• [DATA PROVIDED]
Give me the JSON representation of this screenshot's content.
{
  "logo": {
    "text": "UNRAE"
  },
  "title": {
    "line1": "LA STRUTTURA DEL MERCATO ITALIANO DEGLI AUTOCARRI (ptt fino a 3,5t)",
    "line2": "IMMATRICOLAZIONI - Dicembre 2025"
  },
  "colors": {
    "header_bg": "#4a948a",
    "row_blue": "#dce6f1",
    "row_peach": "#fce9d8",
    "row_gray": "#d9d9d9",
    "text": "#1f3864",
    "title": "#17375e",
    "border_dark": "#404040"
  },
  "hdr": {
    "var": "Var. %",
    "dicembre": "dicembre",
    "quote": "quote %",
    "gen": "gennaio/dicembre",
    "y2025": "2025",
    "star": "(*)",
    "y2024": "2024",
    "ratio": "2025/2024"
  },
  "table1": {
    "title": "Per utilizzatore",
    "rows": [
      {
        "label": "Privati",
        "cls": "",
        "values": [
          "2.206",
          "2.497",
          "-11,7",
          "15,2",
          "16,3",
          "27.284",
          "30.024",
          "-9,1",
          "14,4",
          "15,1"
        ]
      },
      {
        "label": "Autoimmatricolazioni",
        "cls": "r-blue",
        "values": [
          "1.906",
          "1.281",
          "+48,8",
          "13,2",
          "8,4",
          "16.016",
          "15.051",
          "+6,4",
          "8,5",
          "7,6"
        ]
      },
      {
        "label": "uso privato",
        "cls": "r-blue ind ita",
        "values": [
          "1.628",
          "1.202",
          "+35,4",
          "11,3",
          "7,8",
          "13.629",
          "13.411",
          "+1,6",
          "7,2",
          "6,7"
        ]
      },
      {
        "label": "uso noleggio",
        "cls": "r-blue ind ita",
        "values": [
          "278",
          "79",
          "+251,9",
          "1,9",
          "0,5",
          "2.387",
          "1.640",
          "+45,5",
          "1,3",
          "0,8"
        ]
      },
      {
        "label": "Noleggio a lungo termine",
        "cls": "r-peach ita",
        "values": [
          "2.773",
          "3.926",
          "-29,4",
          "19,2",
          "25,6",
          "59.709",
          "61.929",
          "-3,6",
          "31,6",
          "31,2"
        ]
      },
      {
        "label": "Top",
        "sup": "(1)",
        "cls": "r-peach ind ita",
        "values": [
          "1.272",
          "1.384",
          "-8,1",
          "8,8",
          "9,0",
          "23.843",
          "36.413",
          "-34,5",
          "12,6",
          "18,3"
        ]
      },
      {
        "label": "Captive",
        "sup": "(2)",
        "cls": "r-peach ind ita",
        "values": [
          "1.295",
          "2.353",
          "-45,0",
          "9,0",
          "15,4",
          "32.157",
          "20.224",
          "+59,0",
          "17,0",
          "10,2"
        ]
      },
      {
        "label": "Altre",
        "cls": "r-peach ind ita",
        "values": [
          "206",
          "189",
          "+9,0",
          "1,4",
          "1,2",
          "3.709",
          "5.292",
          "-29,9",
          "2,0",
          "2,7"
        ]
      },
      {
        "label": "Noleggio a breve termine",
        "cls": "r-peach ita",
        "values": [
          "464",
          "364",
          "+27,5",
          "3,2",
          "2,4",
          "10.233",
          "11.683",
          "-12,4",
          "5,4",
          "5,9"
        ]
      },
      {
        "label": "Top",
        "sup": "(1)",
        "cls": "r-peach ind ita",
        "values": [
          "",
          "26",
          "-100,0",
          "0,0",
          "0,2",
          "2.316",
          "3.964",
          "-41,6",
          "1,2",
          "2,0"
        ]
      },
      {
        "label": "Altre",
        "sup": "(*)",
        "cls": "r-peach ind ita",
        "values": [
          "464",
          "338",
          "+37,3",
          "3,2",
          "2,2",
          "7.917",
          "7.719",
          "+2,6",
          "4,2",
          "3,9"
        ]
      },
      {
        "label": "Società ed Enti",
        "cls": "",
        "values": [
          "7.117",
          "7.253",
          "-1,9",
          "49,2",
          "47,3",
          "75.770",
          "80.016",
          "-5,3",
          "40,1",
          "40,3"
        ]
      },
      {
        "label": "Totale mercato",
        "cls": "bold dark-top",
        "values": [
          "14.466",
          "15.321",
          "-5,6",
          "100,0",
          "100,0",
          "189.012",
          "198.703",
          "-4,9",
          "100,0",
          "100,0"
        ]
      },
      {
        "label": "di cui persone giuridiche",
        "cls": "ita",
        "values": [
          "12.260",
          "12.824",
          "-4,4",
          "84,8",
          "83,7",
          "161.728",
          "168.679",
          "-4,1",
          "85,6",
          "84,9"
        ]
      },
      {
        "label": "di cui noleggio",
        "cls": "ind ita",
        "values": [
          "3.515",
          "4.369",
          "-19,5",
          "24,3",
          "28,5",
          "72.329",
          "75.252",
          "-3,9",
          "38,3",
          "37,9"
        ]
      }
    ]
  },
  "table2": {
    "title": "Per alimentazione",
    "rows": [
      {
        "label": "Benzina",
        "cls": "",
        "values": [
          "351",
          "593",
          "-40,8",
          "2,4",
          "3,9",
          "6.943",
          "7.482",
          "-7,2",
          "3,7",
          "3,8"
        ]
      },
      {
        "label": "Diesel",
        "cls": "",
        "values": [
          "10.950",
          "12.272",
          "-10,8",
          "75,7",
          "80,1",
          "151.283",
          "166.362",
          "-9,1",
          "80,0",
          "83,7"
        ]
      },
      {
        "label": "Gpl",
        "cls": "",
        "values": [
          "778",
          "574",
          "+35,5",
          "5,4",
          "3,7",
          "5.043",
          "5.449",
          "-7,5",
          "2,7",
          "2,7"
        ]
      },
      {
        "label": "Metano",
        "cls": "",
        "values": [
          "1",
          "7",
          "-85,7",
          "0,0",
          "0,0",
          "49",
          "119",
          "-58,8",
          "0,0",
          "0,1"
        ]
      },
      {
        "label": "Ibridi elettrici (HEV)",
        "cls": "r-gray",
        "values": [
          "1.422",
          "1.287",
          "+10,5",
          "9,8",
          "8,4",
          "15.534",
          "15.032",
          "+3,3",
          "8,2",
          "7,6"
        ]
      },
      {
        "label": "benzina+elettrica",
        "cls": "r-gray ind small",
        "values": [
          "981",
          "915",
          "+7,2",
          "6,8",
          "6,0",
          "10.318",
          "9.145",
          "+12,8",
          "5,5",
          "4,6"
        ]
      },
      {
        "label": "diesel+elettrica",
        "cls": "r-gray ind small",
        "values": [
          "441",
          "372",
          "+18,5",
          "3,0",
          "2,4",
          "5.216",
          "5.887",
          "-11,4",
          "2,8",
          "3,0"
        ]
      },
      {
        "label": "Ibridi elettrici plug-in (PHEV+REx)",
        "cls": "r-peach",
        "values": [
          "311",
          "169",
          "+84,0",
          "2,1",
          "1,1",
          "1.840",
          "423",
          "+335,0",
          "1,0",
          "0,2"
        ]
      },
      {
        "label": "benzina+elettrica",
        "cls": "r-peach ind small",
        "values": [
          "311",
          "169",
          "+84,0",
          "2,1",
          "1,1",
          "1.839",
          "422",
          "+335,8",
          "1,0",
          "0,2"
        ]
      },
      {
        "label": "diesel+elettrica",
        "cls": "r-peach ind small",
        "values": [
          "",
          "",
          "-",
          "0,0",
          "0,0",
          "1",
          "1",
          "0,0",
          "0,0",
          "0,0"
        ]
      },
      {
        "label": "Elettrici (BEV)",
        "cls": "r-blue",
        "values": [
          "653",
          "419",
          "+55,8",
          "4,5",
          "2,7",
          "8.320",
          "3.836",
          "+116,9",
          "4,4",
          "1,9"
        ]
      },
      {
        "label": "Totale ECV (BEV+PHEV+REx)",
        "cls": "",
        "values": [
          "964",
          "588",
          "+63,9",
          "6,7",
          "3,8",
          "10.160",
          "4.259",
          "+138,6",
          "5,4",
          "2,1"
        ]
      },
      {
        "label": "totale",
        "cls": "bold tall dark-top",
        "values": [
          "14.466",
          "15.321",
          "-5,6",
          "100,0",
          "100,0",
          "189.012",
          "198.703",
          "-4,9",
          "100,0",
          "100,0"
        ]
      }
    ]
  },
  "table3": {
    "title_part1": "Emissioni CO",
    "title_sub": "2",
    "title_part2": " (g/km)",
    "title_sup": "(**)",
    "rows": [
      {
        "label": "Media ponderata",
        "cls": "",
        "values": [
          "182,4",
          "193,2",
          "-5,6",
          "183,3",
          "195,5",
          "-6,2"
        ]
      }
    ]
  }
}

• [REQUIRED TASK] Look for the word "bold" in every line of the listing and copy the lines that have it.

• [OUTPUT OF THE TASK]
        "cls": "bold dark-top",
        "cls": "bold tall dark-top",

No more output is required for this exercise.